#### DATASET ####
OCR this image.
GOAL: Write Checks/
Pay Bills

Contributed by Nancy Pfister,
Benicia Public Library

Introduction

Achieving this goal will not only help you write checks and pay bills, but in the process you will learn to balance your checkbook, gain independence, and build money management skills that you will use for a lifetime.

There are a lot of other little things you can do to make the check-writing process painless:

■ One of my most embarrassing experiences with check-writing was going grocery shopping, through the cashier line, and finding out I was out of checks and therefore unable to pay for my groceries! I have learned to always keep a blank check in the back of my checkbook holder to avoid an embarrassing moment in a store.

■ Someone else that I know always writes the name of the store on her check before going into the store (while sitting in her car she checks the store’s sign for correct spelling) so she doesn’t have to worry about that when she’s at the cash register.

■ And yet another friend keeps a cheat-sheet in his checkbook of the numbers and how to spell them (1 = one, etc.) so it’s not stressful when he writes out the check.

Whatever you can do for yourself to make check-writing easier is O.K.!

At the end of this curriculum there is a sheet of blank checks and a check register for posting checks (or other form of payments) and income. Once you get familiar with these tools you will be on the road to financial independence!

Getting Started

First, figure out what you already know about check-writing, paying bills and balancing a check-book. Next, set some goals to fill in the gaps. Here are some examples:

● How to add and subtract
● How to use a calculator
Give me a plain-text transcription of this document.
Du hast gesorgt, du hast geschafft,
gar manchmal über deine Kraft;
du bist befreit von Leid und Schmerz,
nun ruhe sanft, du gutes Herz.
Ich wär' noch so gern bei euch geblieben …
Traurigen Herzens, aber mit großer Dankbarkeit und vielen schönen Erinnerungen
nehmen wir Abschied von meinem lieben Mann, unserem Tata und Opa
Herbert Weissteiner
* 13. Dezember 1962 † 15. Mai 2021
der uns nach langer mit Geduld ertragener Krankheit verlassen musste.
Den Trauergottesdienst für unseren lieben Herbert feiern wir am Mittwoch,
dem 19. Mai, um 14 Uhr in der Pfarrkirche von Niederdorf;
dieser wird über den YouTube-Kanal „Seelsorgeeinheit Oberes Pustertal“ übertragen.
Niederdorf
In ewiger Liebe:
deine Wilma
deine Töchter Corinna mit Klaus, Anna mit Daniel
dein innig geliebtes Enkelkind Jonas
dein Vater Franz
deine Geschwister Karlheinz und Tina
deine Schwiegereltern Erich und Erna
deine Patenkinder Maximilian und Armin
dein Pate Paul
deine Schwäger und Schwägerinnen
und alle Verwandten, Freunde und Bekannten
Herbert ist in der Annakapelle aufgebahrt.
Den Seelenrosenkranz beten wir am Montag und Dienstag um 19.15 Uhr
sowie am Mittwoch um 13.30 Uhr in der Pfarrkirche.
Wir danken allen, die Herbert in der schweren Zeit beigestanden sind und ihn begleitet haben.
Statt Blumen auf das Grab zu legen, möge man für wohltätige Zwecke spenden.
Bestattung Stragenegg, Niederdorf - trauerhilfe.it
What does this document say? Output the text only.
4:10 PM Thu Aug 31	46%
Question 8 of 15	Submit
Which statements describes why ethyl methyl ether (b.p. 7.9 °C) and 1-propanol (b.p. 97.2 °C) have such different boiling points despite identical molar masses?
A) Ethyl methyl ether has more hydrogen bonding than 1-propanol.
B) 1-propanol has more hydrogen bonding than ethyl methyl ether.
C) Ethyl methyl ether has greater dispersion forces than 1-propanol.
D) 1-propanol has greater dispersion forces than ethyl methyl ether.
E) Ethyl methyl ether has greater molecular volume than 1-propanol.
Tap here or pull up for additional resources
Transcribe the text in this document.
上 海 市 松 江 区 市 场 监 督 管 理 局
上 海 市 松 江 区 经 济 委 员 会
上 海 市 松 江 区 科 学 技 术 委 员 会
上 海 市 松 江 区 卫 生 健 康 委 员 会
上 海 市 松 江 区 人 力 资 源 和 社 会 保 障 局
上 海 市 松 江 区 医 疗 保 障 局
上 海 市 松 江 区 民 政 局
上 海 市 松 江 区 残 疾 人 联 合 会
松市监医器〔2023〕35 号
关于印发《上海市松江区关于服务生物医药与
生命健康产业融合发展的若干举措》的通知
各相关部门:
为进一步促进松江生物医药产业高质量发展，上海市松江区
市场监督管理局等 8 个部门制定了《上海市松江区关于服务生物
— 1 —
####
■ INSTRUCTIONS TO FOLLOW: Restate the whole listing exactly, leaving out nothing.

■ SOLUTION TO THIS EXERCISE:
OCR this image.
GOAL: Write Checks/
Pay Bills

Contributed by Nancy Pfister,
Benicia Public Library

Introduction

Achieving this goal will not only help you write checks and pay bills, but in the process you will learn to balance your checkbook, gain independence, and build money management skills that you will use for a lifetime.

There are a lot of other little things you can do to make the check-writing process painless:

■ One of my most embarrassing experiences with check-writing was going grocery shopping, through the cashier line, and finding out I was out of checks and therefore unable to pay for my groceries! I have learned to always keep a blank check in the back of my checkbook holder to avoid an embarrassing moment in a store.

■ Someone else that I know always writes the name of the store on her check before going into the store (while sitting in her car she checks the store’s sign for correct spelling) so she doesn’t have to worry about that when she’s at the cash register.

■ And yet another friend keeps a cheat-sheet in his checkbook of the numbers and how to spell them (1 = one, etc.) so it’s not stressful when he writes out the check.

Whatever you can do for yourself to make check-writing easier is O.K.!

At the end of this curriculum there is a sheet of blank checks and a check register for posting checks (or other form of payments) and income. Once you get familiar with these tools you will be on the road to financial independence!

Getting Started

First, figure out what you already know about check-writing, paying bills and balancing a check-book. Next, set some goals to fill in the gaps. Here are some examples:

● How to add and subtract
● How to use a calculator
Give me a plain-text transcription of this document.
Du hast gesorgt, du hast geschafft,
gar manchmal über deine Kraft;
du bist befreit von Leid und Schmerz,
nun ruhe sanft, du gutes Herz.
Ich wär' noch so gern bei euch geblieben …
Traurigen Herzens, aber mit großer Dankbarkeit und vielen schönen Erinnerungen
nehmen wir Abschied von meinem lieben Mann, unserem Tata und Opa
Herbert Weissteiner
* 13. Dezember 1962 † 15. Mai 2021
der uns nach langer mit Geduld ertragener Krankheit verlassen musste.
Den Trauergottesdienst für unseren lieben Herbert feiern wir am Mittwoch,
dem 19. Mai, um 14 Uhr in der Pfarrkirche von Niederdorf;
dieser wird über den YouTube-Kanal „Seelsorgeeinheit Oberes Pustertal“ übertragen.
Niederdorf
In ewiger Liebe:
deine Wilma
deine Töchter Corinna mit Klaus, Anna mit Daniel
dein innig geliebtes Enkelkind Jonas
dein Vater Franz
deine Geschwister Karlheinz und Tina
deine Schwiegereltern Erich und Erna
deine Patenkinder Maximilian und Armin
dein Pate Paul
deine Schwäger und Schwägerinnen
und alle Verwandten, Freunde und Bekannten
Herbert ist in der Annakapelle aufgebahrt.
Den Seelenrosenkranz beten wir am Montag und Dienstag um 19.15 Uhr
sowie am Mittwoch um 13.30 Uhr in der Pfarrkirche.
Wir danken allen, die Herbert in der schweren Zeit beigestanden sind und ihn begleitet haben.
Statt Blumen auf das Grab zu legen, möge man für wohltätige Zwecke spenden.
Bestattung Stragenegg, Niederdorf - trauerhilfe.it
What does this document say? Output the text only.
4:10 PM Thu Aug 31	46%
Question 8 of 15	Submit
Which statements describes why ethyl methyl ether (b.p. 7.9 °C) and 1-propanol (b.p. 97.2 °C) have such different boiling points despite identical molar masses?
A) Ethyl methyl ether has more hydrogen bonding than 1-propanol.
B) 1-propanol has more hydrogen bonding than ethyl methyl ether.
C) Ethyl methyl ether has greater dispersion forces than 1-propanol.
D) 1-propanol has greater dispersion forces than ethyl methyl ether.
E) Ethyl methyl ether has greater molecular volume than 1-propanol.
Tap here or pull up for additional resources
Transcribe the text in this document.
上 海 市 松 江 区 市 场 监 督 管 理 局
上 海 市 松 江 区 经 济 委 员 会
上 海 市 松 江 区 科 学 技 术 委 员 会
上 海 市 松 江 区 卫 生 健 康 委 员 会
上 海 市 松 江 区 人 力 资 源 和 社 会 保 障 局
上 海 市 松 江 区 医 疗 保 障 局
上 海 市 松 江 区 民 政 局
上 海 市 松 江 区 残 疾 人 联 合 会
松市监医器〔2023〕35 号
关于印发《上海市松江区关于服务生物医药与
生命健康产业融合发展的若干举措》的通知
各相关部门:
为进一步促进松江生物医药产业高质量发展，上海市松江区
市场监督管理局等 8 个部门制定了《上海市松江区关于服务生物
— 1 —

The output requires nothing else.